**DIRECTION**
Copy each line in the data that includes the word "dwellings".

**ITEMS**

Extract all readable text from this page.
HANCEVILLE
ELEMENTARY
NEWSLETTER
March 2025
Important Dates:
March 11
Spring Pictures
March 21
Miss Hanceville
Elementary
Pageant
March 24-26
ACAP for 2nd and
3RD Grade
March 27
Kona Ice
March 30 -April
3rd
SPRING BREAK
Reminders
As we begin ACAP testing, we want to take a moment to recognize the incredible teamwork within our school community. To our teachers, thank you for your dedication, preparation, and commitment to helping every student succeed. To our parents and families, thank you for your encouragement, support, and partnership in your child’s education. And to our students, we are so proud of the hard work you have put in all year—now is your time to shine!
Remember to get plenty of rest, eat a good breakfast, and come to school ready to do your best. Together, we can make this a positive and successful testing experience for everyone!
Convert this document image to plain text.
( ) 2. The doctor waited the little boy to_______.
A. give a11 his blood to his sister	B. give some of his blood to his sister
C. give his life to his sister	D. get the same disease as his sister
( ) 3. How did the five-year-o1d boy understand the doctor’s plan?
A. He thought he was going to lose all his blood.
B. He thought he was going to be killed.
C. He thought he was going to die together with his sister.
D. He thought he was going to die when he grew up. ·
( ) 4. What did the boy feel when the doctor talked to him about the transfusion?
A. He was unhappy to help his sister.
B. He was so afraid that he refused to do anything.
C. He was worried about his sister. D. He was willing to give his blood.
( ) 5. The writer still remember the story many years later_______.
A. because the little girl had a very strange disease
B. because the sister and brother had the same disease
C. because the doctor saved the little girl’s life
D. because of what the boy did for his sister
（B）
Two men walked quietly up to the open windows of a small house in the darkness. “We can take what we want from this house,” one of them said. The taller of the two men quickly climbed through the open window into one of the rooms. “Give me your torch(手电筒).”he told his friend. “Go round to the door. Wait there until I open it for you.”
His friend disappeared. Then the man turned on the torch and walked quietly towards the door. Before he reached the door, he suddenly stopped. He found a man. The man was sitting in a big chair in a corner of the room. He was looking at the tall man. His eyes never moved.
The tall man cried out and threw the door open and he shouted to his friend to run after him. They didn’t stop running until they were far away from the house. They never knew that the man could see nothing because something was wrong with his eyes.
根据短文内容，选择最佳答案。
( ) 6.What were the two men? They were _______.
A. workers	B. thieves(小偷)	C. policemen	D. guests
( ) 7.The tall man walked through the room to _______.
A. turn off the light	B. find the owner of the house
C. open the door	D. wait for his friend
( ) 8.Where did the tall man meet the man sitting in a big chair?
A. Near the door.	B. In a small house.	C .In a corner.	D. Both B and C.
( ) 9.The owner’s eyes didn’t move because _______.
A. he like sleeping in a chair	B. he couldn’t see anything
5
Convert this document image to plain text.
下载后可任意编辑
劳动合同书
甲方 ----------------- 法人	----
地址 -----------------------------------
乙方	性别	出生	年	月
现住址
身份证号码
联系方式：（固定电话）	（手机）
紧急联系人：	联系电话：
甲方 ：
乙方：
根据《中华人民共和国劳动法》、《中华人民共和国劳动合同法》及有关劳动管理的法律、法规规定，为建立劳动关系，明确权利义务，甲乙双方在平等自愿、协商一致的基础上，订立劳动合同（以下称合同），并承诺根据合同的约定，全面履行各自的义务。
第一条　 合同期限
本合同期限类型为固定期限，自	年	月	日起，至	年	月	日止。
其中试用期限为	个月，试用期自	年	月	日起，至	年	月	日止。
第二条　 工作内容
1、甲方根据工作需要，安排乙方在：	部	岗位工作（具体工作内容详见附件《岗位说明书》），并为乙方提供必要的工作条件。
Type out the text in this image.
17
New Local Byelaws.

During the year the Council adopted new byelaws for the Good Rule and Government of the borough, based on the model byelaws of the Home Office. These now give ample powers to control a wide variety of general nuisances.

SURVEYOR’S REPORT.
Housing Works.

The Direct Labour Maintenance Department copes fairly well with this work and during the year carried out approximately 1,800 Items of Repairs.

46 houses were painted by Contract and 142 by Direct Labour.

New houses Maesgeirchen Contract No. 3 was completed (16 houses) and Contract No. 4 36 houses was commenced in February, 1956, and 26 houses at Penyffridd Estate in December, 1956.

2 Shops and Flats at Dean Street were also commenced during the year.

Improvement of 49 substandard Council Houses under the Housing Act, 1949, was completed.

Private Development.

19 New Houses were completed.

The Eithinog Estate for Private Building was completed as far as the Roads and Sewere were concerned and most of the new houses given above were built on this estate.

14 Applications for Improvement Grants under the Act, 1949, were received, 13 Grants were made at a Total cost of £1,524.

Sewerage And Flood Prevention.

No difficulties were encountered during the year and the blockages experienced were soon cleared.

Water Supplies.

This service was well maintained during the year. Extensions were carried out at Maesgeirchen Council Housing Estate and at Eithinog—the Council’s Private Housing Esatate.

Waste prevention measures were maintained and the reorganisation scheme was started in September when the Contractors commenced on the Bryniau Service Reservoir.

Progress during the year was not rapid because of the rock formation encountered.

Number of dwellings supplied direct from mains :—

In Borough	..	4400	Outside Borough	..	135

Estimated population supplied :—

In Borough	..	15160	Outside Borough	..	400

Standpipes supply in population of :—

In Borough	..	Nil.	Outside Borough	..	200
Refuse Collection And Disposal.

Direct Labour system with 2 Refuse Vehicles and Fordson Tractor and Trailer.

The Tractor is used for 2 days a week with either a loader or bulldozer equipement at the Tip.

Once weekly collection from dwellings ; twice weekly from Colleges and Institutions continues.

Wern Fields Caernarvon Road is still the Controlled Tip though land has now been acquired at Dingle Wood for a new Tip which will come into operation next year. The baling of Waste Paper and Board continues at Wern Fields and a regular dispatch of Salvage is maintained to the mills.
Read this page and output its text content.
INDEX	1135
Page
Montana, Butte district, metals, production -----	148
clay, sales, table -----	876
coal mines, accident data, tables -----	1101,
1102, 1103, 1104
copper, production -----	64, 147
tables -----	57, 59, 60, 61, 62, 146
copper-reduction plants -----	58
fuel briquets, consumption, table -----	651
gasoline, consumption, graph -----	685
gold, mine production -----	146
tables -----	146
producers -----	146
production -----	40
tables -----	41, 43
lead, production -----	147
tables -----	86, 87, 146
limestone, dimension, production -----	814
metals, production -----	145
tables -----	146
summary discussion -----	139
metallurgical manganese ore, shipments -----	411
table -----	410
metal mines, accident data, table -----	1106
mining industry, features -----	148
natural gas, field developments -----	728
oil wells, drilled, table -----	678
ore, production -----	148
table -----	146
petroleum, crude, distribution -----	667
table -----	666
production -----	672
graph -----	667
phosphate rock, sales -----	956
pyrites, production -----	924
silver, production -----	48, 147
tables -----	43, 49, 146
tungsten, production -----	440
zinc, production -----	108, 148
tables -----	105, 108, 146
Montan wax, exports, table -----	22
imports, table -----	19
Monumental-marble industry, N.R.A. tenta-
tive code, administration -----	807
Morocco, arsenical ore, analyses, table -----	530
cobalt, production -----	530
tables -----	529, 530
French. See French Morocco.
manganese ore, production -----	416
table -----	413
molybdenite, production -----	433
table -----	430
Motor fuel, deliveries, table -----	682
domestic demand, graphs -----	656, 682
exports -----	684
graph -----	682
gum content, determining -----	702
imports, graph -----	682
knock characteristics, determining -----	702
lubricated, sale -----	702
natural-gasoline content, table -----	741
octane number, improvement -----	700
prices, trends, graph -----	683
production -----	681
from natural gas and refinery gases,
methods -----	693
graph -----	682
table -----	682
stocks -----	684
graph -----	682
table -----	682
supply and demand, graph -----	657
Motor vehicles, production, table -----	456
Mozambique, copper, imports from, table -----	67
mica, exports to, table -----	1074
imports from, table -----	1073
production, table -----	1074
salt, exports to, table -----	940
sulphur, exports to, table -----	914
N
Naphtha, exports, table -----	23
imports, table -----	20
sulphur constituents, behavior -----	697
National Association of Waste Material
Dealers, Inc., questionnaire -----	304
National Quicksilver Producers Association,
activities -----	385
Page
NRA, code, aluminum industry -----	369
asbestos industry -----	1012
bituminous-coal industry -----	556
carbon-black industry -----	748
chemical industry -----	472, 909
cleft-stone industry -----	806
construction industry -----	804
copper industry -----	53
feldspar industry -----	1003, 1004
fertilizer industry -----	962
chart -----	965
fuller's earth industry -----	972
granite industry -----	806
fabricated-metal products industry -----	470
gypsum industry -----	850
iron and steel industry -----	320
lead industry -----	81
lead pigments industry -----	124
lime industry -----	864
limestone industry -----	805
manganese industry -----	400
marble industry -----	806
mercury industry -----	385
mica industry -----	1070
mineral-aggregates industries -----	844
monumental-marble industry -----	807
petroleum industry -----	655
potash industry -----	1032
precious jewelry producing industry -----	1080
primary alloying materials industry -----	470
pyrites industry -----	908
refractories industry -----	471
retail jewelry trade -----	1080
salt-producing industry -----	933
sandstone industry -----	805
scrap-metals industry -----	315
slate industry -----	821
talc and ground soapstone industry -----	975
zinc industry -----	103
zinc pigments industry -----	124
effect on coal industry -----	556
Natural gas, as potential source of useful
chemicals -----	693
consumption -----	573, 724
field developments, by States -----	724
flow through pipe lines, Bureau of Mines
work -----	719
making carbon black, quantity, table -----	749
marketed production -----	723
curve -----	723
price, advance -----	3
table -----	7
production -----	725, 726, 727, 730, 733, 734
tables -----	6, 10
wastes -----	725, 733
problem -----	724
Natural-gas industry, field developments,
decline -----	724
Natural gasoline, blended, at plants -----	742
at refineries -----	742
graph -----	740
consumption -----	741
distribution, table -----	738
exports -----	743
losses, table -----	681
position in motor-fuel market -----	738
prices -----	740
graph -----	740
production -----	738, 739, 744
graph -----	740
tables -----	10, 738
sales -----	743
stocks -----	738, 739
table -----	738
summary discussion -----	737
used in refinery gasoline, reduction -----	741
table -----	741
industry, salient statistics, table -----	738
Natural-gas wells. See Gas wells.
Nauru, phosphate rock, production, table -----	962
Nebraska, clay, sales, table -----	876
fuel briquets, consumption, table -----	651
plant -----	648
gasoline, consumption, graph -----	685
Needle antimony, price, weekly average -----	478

**FINAL RESULT**
Number of dwellings supplied direct from mains :—
Once weekly collection from dwellings ; twice weekly from Colleges and Institutions continues.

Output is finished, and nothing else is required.